Records contained in a dataset
--- --- ---

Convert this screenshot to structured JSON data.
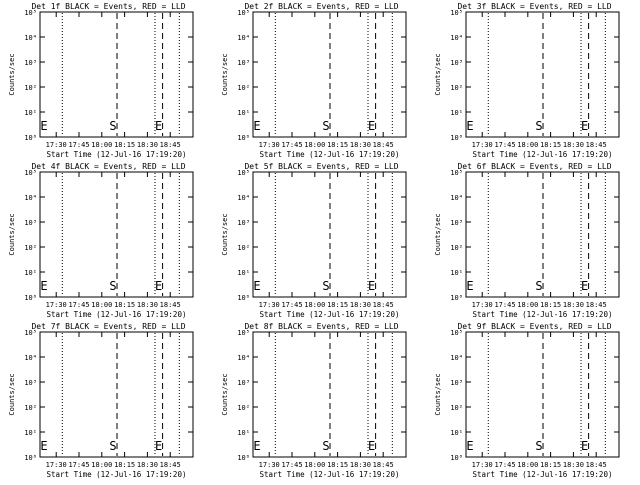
{
  "chart_data": [
    {
      "type": "line",
      "title": "Det 1f BLACK = Events, RED = LLD",
      "xlabel": "Start Time (12-Jul-16 17:19:20)",
      "ylabel": "Counts/sec",
      "xticks": [
        "17:30",
        "17:45",
        "18:00",
        "18:15",
        "18:30",
        "18:45"
      ],
      "yticks": [
        "10⁰",
        "10¹",
        "10²",
        "10³",
        "10⁴",
        "10⁵"
      ],
      "xlim": [
        "17:19:20",
        "19:00"
      ],
      "ylim": [
        1,
        100000
      ],
      "yscale": "log",
      "series": [],
      "markers": [
        {
          "label": "E",
          "time": "17:19:20",
          "style": "none"
        },
        {
          "label": "",
          "time": "17:34",
          "style": "dotted"
        },
        {
          "label": "S",
          "time": "18:10",
          "style": "dashed"
        },
        {
          "label": "",
          "time": "18:35",
          "style": "dotted"
        },
        {
          "label": "E",
          "time": "18:40",
          "style": "dashed"
        },
        {
          "label": "",
          "time": "18:51",
          "style": "dotted"
        }
      ]
    },
    {
      "type": "line",
      "title": "Det 2f BLACK = Events, RED = LLD",
      "xlabel": "Start Time (12-Jul-16 17:19:20)",
      "ylabel": "Counts/sec",
      "xticks": [
        "17:30",
        "17:45",
        "18:00",
        "18:15",
        "18:30",
        "18:45"
      ],
      "yticks": [
        "10⁰",
        "10¹",
        "10²",
        "10³",
        "10⁴",
        "10⁵"
      ],
      "xlim": [
        "17:19:20",
        "19:00"
      ],
      "ylim": [
        1,
        100000
      ],
      "yscale": "log",
      "series": [],
      "markers": [
        {
          "label": "E",
          "time": "17:19:20",
          "style": "none"
        },
        {
          "label": "",
          "time": "17:34",
          "style": "dotted"
        },
        {
          "label": "S",
          "time": "18:10",
          "style": "dashed"
        },
        {
          "label": "",
          "time": "18:35",
          "style": "dotted"
        },
        {
          "label": "E",
          "time": "18:40",
          "style": "dashed"
        },
        {
          "label": "",
          "time": "18:51",
          "style": "dotted"
        }
      ]
    },
    {
      "type": "line",
      "title": "Det 3f BLACK = Events, RED = LLD",
      "xlabel": "Start Time (12-Jul-16 17:19:20)",
      "ylabel": "Counts/sec",
      "xticks": [
        "17:30",
        "17:45",
        "18:00",
        "18:15",
        "18:30",
        "18:45"
      ],
      "yticks": [
        "10⁰",
        "10¹",
        "10²",
        "10³",
        "10⁴",
        "10⁵"
      ],
      "xlim": [
        "17:19:20",
        "19:00"
      ],
      "ylim": [
        1,
        100000
      ],
      "yscale": "log",
      "series": [],
      "markers": [
        {
          "label": "E",
          "time": "17:19:20",
          "style": "none"
        },
        {
          "label": "",
          "time": "17:34",
          "style": "dotted"
        },
        {
          "label": "S",
          "time": "18:10",
          "style": "dashed"
        },
        {
          "label": "",
          "time": "18:35",
          "style": "dotted"
        },
        {
          "label": "E",
          "time": "18:40",
          "style": "dashed"
        },
        {
          "label": "",
          "time": "18:51",
          "style": "dotted"
        }
      ]
    },
    {
      "type": "line",
      "title": "Det 4f BLACK = Events, RED = LLD",
      "xlabel": "Start Time (12-Jul-16 17:19:20)",
      "ylabel": "Counts/sec",
      "xticks": [
        "17:30",
        "17:45",
        "18:00",
        "18:15",
        "18:30",
        "18:45"
      ],
      "yticks": [
        "10⁰",
        "10¹",
        "10²",
        "10³",
        "10⁴",
        "10⁵"
      ],
      "xlim": [
        "17:19:20",
        "19:00"
      ],
      "ylim": [
        1,
        100000
      ],
      "yscale": "log",
      "series": [],
      "markers": [
        {
          "label": "E",
          "time": "17:19:20",
          "style": "none"
        },
        {
          "label": "",
          "time": "17:34",
          "style": "dotted"
        },
        {
          "label": "S",
          "time": "18:10",
          "style": "dashed"
        },
        {
          "label": "",
          "time": "18:35",
          "style": "dotted"
        },
        {
          "label": "E",
          "time": "18:40",
          "style": "dashed"
        },
        {
          "label": "",
          "time": "18:51",
          "style": "dotted"
        }
      ]
    },
    {
      "type": "line",
      "title": "Det 5f BLACK = Events, RED = LLD",
      "xlabel": "Start Time (12-Jul-16 17:19:20)",
      "ylabel": "Counts/sec",
      "xticks": [
        "17:30",
        "17:45",
        "18:00",
        "18:15",
        "18:30",
        "18:45"
      ],
      "yticks": [
        "10⁰",
        "10¹",
        "10²",
        "10³",
        "10⁴",
        "10⁵"
      ],
      "xlim": [
        "17:19:20",
        "19:00"
      ],
      "ylim": [
        1,
        100000
      ],
      "yscale": "log",
      "series": [],
      "markers": [
        {
          "label": "E",
          "time": "17:19:20",
          "style": "none"
        },
        {
          "label": "",
          "time": "17:34",
          "style": "dotted"
        },
        {
          "label": "S",
          "time": "18:10",
          "style": "dashed"
        },
        {
          "label": "",
          "time": "18:35",
          "style": "dotted"
        },
        {
          "label": "E",
          "time": "18:40",
          "style": "dashed"
        },
        {
          "label": "",
          "time": "18:51",
          "style": "dotted"
        }
      ]
    },
    {
      "type": "line",
      "title": "Det 6f BLACK = Events, RED = LLD",
      "xlabel": "Start Time (12-Jul-16 17:19:20)",
      "ylabel": "Counts/sec",
      "xticks": [
        "17:30",
        "17:45",
        "18:00",
        "18:15",
        "18:30",
        "18:45"
      ],
      "yticks": [
        "10⁰",
        "10¹",
        "10²",
        "10³",
        "10⁴",
        "10⁵"
      ],
      "xlim": [
        "17:19:20",
        "19:00"
      ],
      "ylim": [
        1,
        100000
      ],
      "yscale": "log",
      "series": [],
      "markers": [
        {
          "label": "E",
          "time": "17:19:20",
          "style": "none"
        },
        {
          "label": "",
          "time": "17:34",
          "style": "dotted"
        },
        {
          "label": "S",
          "time": "18:10",
          "style": "dashed"
        },
        {
          "label": "",
          "time": "18:35",
          "style": "dotted"
        },
        {
          "label": "E",
          "time": "18:40",
          "style": "dashed"
        },
        {
          "label": "",
          "time": "18:51",
          "style": "dotted"
        }
      ]
    },
    {
      "type": "line",
      "title": "Det 7f BLACK = Events, RED = LLD",
      "xlabel": "Start Time (12-Jul-16 17:19:20)",
      "ylabel": "Counts/sec",
      "xticks": [
        "17:30",
        "17:45",
        "18:00",
        "18:15",
        "18:30",
        "18:45"
      ],
      "yticks": [
        "10⁰",
        "10¹",
        "10²",
        "10³",
        "10⁴",
        "10⁵"
      ],
      "xlim": [
        "17:19:20",
        "19:00"
      ],
      "ylim": [
        1,
        100000
      ],
      "yscale": "log",
      "series": [],
      "markers": [
        {
          "label": "E",
          "time": "17:19:20",
          "style": "none"
        },
        {
          "label": "",
          "time": "17:34",
          "style": "dotted"
        },
        {
          "label": "S",
          "time": "18:10",
          "style": "dashed"
        },
        {
          "label": "",
          "time": "18:35",
          "style": "dotted"
        },
        {
          "label": "E",
          "time": "18:40",
          "style": "dashed"
        },
        {
          "label": "",
          "time": "18:51",
          "style": "dotted"
        }
      ]
    },
    {
      "type": "line",
      "title": "Det 8f BLACK = Events, RED = LLD",
      "xlabel": "Start Time (12-Jul-16 17:19:20)",
      "ylabel": "Counts/sec",
      "xticks": [
        "17:30",
        "17:45",
        "18:00",
        "18:15",
        "18:30",
        "18:45"
      ],
      "yticks": [
        "10⁰",
        "10¹",
        "10²",
        "10³",
        "10⁴",
        "10⁵"
      ],
      "xlim": [
        "17:19:20",
        "19:00"
      ],
      "ylim": [
        1,
        100000
      ],
      "yscale": "log",
      "series": [],
      "markers": [
        {
          "label": "E",
          "time": "17:19:20",
          "style": "none"
        },
        {
          "label": "",
          "time": "17:34",
          "style": "dotted"
        },
        {
          "label": "S",
          "time": "18:10",
          "style": "dashed"
        },
        {
          "label": "",
          "time": "18:35",
          "style": "dotted"
        },
        {
          "label": "E",
          "time": "18:40",
          "style": "dashed"
        },
        {
          "label": "",
          "time": "18:51",
          "style": "dotted"
        }
      ]
    },
    {
      "type": "line",
      "title": "Det 9f BLACK = Events, RED = LLD",
      "xlabel": "Start Time (12-Jul-16 17:19:20)",
      "ylabel": "Counts/sec",
      "xticks": [
        "17:30",
        "17:45",
        "18:00",
        "18:15",
        "18:30",
        "18:45"
      ],
      "yticks": [
        "10⁰",
        "10¹",
        "10²",
        "10³",
        "10⁴",
        "10⁵"
      ],
      "xlim": [
        "17:19:20",
        "19:00"
      ],
      "ylim": [
        1,
        100000
      ],
      "yscale": "log",
      "series": [],
      "markers": [
        {
          "label": "E",
          "time": "17:19:20",
          "style": "none"
        },
        {
          "label": "",
          "time": "17:34",
          "style": "dotted"
        },
        {
          "label": "S",
          "time": "18:10",
          "style": "dashed"
        },
        {
          "label": "",
          "time": "18:35",
          "style": "dotted"
        },
        {
          "label": "E",
          "time": "18:40",
          "style": "dashed"
        },
        {
          "label": "",
          "time": "18:51",
          "style": "dotted"
        }
      ]
    }
  ]
}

--- --- ---

Given instruction: Whenever "BLACK" turns up in a line, pick that line out.

Full output:
      "title": "Det 1f BLACK = Events, RED = LLD",
      "title": "Det 2f BLACK = Events, RED = LLD",
      "title": "Det 3f BLACK = Events, RED = LLD",
      "title": "Det 4f BLACK = Events, RED = LLD",
      "title": "Det 5f BLACK = Events, RED = LLD",
      "title": "Det 6f BLACK = Events, RED = LLD",
      "title": "Det 7f BLACK = Events, RED = LLD",
      "title": "Det 8f BLACK = Events, RED = LLD",
      "title": "Det 9f BLACK = Events, RED = LLD",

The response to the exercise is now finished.